Input data:
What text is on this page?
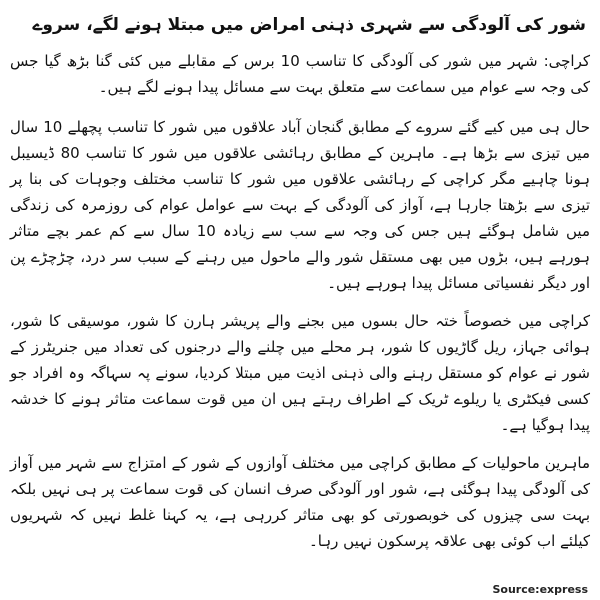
شور کی آلودگی سے شہری ذہنی امراض میں مبتلا ہونے لگے، سروے

کراچی: شہر میں شور کی آلودگی کا تناسب 10 برس کے مقابلے میں کئی گنا بڑھ گیا جس کی وجہ سے عوام میں سماعت سے متعلق بہت سے مسائل پیدا ہونے لگے ہیں۔

حال ہی میں کیے گئے سروے کے مطابق گنجان آباد علاقوں میں شور کا تناسب پچھلے 10 سال میں تیزی سے بڑھا ہے۔ ماہرین کے مطابق رہائشی علاقوں میں شور کا تناسب 80 ڈیسیبل ہونا چاہیے مگر کراچی کے رہائشی علاقوں میں شور کا تناسب مختلف وجوہات کی بنا پر تیزی سے بڑھتا جارہا ہے، آواز کی آلودگی کے بہت سے عوامل عوام کی روزمرہ کی زندگی میں شامل ہوگئے ہیں جس کی وجہ سے سب سے زیادہ 10 سال سے کم عمر بچے متاثر ہورہے ہیں، بڑوں میں بھی مستقل شور والے ماحول میں رہنے کے سبب سر درد، چڑچڑے پن اور دیگر نفسیاتی مسائل پیدا ہورہے ہیں۔

کراچی میں خصوصاً ختہ حال بسوں میں بجنے والے پریشر ہارن کا شور، موسیقی کا شور، ہوائی جہاز، ریل گاڑیوں کا شور، ہر محلے میں چلنے والے درجنوں کی تعداد میں جنریٹرز کے شور نے عوام کو مستقل رہنے والی ذہنی اذیت میں مبتلا کردیا، سونے پہ سہاگہ وہ افراد جو کسی فیکٹری یا ریلوے ٹریک کے اطراف رہتے ہیں ان میں قوت سماعت متاثر ہونے کا خدشہ پیدا ہوگیا ہے۔

ماہرین ماحولیات کے مطابق کراچی میں مختلف آوازوں کے شور کے امتزاج سے شہر میں آواز کی آلودگی پیدا ہوگئی ہے، شور اور آلودگی صرف انسان کی قوت سماعت پر ہی نہیں بلکہ بہت سی چیزوں کی خوبصورتی کو بھی متاثر کررہی ہے، یہ کہنا غلط نہیں کہ شہریوں کیلئے اب کوئی بھی علاقہ پرسکون نہیں رہا۔

Source:express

What you are asked to do:
Repeat each line of the records above exactly, but do not copy the pictures.

Result of this task:
What text is on this page?
شور کی آلودگی سے شہری ذہنی امراض میں مبتلا ہونے لگے، سروے

کراچی: شہر میں شور کی آلودگی کا تناسب 10 برس کے مقابلے میں کئی گنا بڑھ گیا جس کی وجہ سے عوام میں سماعت سے متعلق بہت سے مسائل پیدا ہونے لگے ہیں۔

حال ہی میں کیے گئے سروے کے مطابق گنجان آباد علاقوں میں شور کا تناسب پچھلے 10 سال میں تیزی سے بڑھا ہے۔ ماہرین کے مطابق رہائشی علاقوں میں شور کا تناسب 80 ڈیسیبل ہونا چاہیے مگر کراچی کے رہائشی علاقوں میں شور کا تناسب مختلف وجوہات کی بنا پر تیزی سے بڑھتا جارہا ہے، آواز کی آلودگی کے بہت سے عوامل عوام کی روزمرہ کی زندگی میں شامل ہوگئے ہیں جس کی وجہ سے سب سے زیادہ 10 سال سے کم عمر بچے متاثر ہورہے ہیں، بڑوں میں بھی مستقل شور والے ماحول میں رہنے کے سبب سر درد، چڑچڑے پن اور دیگر نفسیاتی مسائل پیدا ہورہے ہیں۔

کراچی میں خصوصاً ختہ حال بسوں میں بجنے والے پریشر ہارن کا شور، موسیقی کا شور، ہوائی جہاز، ریل گاڑیوں کا شور، ہر محلے میں چلنے والے درجنوں کی تعداد میں جنریٹرز کے شور نے عوام کو مستقل رہنے والی ذہنی اذیت میں مبتلا کردیا، سونے پہ سہاگہ وہ افراد جو کسی فیکٹری یا ریلوے ٹریک کے اطراف رہتے ہیں ان میں قوت سماعت متاثر ہونے کا خدشہ پیدا ہوگیا ہے۔

ماہرین ماحولیات کے مطابق کراچی میں مختلف آوازوں کے شور کے امتزاج سے شہر میں آواز کی آلودگی پیدا ہوگئی ہے، شور اور آلودگی صرف انسان کی قوت سماعت پر ہی نہیں بلکہ بہت سی چیزوں کی خوبصورتی کو بھی متاثر کررہی ہے، یہ کہنا غلط نہیں کہ شہریوں کیلئے اب کوئی بھی علاقہ پرسکون نہیں رہا۔

Source:express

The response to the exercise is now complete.